INSTRUCTIONS TO FOLLOW:
Write every record out again exactly as given.

Entries from a dataset:
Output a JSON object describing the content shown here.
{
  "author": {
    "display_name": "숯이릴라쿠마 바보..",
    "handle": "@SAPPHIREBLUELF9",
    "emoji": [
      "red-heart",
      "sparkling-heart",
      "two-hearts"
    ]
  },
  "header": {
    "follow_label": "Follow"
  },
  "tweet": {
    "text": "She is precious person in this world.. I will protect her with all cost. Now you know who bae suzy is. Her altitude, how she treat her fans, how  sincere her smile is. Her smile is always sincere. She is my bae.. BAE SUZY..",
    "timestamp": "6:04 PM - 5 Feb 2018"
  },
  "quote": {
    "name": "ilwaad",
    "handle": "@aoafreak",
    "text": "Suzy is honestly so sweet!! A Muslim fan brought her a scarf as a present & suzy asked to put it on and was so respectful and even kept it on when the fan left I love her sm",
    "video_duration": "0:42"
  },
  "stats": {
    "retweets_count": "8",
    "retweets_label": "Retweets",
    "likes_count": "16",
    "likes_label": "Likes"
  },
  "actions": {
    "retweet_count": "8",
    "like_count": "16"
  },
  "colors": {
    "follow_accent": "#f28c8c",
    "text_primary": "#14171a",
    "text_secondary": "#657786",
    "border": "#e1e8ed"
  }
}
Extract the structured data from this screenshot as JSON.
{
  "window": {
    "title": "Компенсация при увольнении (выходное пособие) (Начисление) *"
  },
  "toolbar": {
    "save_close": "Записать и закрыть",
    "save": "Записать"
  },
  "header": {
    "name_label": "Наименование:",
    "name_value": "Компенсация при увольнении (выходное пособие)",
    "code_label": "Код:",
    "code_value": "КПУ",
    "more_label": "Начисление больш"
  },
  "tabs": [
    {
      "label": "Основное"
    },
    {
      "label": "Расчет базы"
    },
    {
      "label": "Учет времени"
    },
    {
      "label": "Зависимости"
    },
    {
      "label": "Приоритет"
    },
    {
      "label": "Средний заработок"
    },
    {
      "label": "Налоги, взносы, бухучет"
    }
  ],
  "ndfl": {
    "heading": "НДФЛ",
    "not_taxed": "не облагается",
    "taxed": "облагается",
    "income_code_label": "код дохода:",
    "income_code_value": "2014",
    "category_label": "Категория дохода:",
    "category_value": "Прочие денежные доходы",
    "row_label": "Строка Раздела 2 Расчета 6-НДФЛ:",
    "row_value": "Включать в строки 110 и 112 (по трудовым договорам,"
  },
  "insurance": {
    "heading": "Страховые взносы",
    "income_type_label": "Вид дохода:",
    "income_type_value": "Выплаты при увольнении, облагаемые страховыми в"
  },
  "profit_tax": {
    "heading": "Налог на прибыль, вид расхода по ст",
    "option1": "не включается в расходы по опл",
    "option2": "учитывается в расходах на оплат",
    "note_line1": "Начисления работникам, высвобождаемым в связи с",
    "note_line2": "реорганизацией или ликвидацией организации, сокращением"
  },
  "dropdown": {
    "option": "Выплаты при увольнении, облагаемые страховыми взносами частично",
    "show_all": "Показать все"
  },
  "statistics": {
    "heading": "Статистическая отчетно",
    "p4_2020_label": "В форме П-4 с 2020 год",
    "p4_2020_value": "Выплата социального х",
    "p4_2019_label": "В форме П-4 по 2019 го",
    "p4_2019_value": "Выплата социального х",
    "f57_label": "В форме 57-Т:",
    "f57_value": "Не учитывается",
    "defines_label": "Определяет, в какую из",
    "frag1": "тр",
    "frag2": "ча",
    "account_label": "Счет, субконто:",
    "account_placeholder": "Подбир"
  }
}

REPLY:
Output a JSON object describing the content shown here.
{
  "author": {
    "display_name": "숯이릴라쿠마 바보..",
    "handle": "@SAPPHIREBLUELF9",
    "emoji": [
      "red-heart",
      "sparkling-heart",
      "two-hearts"
    ]
  },
  "header": {
    "follow_label": "Follow"
  },
  "tweet": {
    "text": "She is precious person in this world.. I will protect her with all cost. Now you know who bae suzy is. Her altitude, how she treat her fans, how  sincere her smile is. Her smile is always sincere. She is my bae.. BAE SUZY..",
    "timestamp": "6:04 PM - 5 Feb 2018"
  },
  "quote": {
    "name": "ilwaad",
    "handle": "@aoafreak",
    "text": "Suzy is honestly so sweet!! A Muslim fan brought her a scarf as a present & suzy asked to put it on and was so respectful and even kept it on when the fan left I love her sm",
    "video_duration": "0:42"
  },
  "stats": {
    "retweets_count": "8",
    "retweets_label": "Retweets",
    "likes_count": "16",
    "likes_label": "Likes"
  },
  "actions": {
    "retweet_count": "8",
    "like_count": "16"
  },
  "colors": {
    "follow_accent": "#f28c8c",
    "text_primary": "#14171a",
    "text_secondary": "#657786",
    "border": "#e1e8ed"
  }
}
Extract the structured data from this screenshot as JSON.
{
  "window": {
    "title": "Компенсация при увольнении (выходное пособие) (Начисление) *"
  },
  "toolbar": {
    "save_close": "Записать и закрыть",
    "save": "Записать"
  },
  "header": {
    "name_label": "Наименование:",
    "name_value": "Компенсация при увольнении (выходное пособие)",
    "code_label": "Код:",
    "code_value": "КПУ",
    "more_label": "Начисление больш"
  },
  "tabs": [
    {
      "label": "Основное"
    },
    {
      "label": "Расчет базы"
    },
    {
      "label": "Учет времени"
    },
    {
      "label": "Зависимости"
    },
    {
      "label": "Приоритет"
    },
    {
      "label": "Средний заработок"
    },
    {
      "label": "Налоги, взносы, бухучет"
    }
  ],
  "ndfl": {
    "heading": "НДФЛ",
    "not_taxed": "не облагается",
    "taxed": "облагается",
    "income_code_label": "код дохода:",
    "income_code_value": "2014",
    "category_label": "Категория дохода:",
    "category_value": "Прочие денежные доходы",
    "row_label": "Строка Раздела 2 Расчета 6-НДФЛ:",
    "row_value": "Включать в строки 110 и 112 (по трудовым договорам,"
  },
  "insurance": {
    "heading": "Страховые взносы",
    "income_type_label": "Вид дохода:",
    "income_type_value": "Выплаты при увольнении, облагаемые страховыми в"
  },
  "profit_tax": {
    "heading": "Налог на прибыль, вид расхода по ст",
    "option1": "не включается в расходы по опл",
    "option2": "учитывается в расходах на оплат",
    "note_line1": "Начисления работникам, высвобождаемым в связи с",
    "note_line2": "реорганизацией или ликвидацией организации, сокращением"
  },
  "dropdown": {
    "option": "Выплаты при увольнении, облагаемые страховыми взносами частично",
    "show_all": "Показать все"
  },
  "statistics": {
    "heading": "Статистическая отчетно",
    "p4_2020_label": "В форме П-4 с 2020 год",
    "p4_2020_value": "Выплата социального х",
    "p4_2019_label": "В форме П-4 по 2019 го",
    "p4_2019_value": "Выплата социального х",
    "f57_label": "В форме 57-Т:",
    "f57_value": "Не учитывается",
    "defines_label": "Определяет, в какую из",
    "frag1": "тр",
    "frag2": "ча",
    "account_label": "Счет, субконто:",
    "account_placeholder": "Подбир"
  }
}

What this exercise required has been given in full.